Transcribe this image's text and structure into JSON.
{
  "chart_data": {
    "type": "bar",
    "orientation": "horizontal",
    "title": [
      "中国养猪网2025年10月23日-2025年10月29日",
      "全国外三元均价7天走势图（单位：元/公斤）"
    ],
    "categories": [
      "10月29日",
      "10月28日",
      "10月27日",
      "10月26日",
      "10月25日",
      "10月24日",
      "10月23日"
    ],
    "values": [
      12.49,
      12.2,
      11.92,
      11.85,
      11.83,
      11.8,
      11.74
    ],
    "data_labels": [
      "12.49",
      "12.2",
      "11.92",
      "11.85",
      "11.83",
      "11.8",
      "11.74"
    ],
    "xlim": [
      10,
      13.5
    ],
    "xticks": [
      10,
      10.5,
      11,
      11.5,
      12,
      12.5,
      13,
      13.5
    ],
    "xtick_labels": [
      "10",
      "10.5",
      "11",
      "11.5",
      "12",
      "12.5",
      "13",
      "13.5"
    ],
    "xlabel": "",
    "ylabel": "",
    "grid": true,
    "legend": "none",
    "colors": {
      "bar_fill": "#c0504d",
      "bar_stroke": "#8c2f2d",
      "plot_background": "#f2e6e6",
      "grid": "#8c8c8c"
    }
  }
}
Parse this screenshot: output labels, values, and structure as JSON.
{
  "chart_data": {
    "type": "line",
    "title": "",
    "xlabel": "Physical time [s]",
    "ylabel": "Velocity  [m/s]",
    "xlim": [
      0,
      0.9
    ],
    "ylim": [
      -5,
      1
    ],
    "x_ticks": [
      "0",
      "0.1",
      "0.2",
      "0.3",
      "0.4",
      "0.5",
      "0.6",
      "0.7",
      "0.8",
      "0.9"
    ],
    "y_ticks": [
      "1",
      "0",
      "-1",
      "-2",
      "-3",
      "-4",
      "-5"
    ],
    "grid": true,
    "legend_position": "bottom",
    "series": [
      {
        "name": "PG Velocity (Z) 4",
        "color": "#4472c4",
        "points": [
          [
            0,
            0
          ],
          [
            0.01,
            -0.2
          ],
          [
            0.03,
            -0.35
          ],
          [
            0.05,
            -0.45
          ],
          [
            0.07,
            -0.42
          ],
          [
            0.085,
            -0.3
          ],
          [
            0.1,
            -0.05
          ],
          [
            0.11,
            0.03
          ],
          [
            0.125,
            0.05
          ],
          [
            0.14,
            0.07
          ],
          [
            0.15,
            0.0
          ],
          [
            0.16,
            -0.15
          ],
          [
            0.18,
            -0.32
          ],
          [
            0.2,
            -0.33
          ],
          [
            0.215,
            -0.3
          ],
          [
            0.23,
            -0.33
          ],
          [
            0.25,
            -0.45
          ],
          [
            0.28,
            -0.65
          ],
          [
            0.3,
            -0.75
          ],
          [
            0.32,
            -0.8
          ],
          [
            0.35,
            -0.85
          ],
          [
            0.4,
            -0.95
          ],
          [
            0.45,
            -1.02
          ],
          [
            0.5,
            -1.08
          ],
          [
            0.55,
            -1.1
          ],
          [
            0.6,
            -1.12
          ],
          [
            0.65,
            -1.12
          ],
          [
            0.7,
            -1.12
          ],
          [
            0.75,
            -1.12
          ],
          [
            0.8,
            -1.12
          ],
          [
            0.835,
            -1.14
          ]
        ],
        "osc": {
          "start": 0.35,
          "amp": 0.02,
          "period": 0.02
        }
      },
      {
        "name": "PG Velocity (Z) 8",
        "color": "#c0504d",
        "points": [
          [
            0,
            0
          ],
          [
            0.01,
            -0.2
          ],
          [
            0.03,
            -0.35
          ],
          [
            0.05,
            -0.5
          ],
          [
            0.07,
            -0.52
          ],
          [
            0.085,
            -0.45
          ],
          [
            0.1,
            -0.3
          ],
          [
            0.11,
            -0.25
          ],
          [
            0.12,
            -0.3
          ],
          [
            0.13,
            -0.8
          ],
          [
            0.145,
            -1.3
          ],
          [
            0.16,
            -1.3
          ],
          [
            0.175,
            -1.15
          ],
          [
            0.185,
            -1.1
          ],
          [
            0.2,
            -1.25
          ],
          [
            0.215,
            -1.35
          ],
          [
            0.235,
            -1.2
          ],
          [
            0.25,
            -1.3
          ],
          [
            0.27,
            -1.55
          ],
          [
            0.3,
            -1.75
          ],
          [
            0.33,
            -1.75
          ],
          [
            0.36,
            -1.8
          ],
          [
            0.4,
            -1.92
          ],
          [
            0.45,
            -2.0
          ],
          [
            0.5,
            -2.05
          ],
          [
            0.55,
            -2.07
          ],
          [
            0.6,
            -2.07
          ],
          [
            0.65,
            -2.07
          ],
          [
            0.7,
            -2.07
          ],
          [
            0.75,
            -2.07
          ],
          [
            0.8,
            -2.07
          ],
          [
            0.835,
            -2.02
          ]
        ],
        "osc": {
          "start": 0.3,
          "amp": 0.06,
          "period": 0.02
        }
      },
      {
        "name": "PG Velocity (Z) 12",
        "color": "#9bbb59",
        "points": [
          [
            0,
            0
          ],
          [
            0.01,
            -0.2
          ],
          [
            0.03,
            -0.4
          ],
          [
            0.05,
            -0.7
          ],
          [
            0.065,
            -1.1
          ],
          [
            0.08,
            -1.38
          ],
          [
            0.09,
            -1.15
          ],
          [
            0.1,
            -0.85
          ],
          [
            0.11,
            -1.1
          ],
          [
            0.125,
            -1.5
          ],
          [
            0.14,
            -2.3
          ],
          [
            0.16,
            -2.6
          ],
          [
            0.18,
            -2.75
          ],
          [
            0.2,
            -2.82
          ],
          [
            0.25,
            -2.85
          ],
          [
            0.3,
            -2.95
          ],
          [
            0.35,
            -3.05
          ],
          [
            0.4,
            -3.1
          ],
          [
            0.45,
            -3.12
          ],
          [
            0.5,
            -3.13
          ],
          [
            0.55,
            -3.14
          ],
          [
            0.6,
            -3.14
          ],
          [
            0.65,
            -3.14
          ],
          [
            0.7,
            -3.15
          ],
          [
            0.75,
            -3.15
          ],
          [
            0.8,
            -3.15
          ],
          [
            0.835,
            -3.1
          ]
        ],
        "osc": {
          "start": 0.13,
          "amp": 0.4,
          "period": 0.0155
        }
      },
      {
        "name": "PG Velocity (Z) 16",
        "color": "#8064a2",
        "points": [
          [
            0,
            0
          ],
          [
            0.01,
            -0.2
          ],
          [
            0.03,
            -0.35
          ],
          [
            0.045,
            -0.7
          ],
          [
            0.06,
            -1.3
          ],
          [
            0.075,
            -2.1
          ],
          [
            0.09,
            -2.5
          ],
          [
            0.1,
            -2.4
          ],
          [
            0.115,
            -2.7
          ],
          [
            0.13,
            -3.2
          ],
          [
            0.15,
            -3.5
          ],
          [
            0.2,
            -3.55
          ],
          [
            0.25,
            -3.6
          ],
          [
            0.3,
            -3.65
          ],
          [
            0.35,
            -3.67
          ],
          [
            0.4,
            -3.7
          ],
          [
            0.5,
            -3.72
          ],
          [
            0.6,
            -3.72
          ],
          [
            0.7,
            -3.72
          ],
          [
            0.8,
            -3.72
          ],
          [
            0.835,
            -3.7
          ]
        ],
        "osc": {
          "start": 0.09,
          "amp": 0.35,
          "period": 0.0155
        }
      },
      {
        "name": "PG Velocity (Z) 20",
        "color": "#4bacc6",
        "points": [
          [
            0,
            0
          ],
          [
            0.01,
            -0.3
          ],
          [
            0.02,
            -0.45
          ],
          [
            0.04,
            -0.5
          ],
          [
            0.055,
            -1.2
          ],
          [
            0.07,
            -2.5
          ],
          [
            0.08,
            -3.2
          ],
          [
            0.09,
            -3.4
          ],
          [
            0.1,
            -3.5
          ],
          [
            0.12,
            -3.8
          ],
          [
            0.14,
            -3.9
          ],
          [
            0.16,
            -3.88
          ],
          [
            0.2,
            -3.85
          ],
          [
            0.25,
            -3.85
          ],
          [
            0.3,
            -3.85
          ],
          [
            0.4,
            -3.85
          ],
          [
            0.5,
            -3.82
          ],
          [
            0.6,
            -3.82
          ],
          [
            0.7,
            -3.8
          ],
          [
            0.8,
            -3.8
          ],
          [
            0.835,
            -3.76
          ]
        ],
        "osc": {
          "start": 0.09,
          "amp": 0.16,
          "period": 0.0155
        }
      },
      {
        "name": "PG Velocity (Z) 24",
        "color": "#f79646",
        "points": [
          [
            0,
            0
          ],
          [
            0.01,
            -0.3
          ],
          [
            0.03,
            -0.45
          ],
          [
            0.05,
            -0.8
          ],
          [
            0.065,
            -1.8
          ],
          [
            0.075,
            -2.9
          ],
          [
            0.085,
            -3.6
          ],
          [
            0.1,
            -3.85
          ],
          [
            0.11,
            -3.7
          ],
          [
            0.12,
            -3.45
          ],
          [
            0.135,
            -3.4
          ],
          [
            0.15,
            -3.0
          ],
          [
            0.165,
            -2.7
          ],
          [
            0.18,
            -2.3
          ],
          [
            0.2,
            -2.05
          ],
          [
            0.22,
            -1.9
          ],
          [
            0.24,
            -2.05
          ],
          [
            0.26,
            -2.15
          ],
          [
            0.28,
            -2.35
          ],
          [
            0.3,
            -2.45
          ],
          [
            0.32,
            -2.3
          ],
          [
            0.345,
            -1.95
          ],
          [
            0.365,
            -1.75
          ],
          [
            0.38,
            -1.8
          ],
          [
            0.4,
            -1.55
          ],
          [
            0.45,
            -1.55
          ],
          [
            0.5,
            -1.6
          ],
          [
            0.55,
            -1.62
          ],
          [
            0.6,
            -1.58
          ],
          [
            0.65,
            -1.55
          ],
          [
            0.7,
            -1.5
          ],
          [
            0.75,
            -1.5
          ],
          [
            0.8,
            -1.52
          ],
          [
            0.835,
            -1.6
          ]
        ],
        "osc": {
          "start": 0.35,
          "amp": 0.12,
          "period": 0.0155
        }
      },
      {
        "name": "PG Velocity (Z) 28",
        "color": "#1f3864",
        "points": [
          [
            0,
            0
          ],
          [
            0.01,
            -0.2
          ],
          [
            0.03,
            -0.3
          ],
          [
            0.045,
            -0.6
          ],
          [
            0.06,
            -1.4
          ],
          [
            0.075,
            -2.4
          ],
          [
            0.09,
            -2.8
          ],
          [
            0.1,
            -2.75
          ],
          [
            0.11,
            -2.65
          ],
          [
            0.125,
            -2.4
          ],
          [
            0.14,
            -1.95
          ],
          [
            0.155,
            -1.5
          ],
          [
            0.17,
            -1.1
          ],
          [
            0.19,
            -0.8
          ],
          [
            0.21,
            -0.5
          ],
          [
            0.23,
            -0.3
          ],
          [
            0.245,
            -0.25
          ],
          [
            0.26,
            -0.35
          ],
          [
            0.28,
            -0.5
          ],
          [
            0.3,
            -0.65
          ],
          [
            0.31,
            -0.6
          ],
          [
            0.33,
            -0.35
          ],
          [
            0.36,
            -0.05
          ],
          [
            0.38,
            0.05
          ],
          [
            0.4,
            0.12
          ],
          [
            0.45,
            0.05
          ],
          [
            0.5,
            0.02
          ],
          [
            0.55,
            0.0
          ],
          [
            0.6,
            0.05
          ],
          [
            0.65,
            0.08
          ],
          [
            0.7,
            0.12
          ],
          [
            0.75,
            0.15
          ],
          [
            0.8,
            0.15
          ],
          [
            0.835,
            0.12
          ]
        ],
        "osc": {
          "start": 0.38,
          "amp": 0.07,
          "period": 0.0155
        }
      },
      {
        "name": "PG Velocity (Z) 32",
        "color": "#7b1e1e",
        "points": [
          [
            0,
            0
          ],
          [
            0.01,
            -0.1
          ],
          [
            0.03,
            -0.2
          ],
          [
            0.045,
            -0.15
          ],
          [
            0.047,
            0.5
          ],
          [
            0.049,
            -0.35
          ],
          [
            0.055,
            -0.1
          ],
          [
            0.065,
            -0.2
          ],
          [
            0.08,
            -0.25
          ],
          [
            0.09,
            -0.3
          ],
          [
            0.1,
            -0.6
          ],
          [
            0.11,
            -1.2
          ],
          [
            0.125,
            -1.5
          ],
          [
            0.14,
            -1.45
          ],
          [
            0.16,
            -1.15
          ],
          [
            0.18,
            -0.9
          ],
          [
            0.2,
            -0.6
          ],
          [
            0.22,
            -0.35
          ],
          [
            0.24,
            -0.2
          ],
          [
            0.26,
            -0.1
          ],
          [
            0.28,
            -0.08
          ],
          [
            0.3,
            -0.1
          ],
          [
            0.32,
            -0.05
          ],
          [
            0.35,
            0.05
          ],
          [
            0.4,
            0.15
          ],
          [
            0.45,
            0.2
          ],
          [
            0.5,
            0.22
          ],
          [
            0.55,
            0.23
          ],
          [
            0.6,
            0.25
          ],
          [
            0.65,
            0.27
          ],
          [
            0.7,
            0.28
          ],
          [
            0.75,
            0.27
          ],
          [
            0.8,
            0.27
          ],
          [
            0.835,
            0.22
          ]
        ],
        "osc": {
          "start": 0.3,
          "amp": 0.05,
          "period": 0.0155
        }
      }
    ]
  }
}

# To be done
Search the lines for "structure". Copy each line that has it.

# Answer to the exercise
Transcribe this image's text and structure into JSON.
Parse this screenshot: output labels, values, and structure as JSON.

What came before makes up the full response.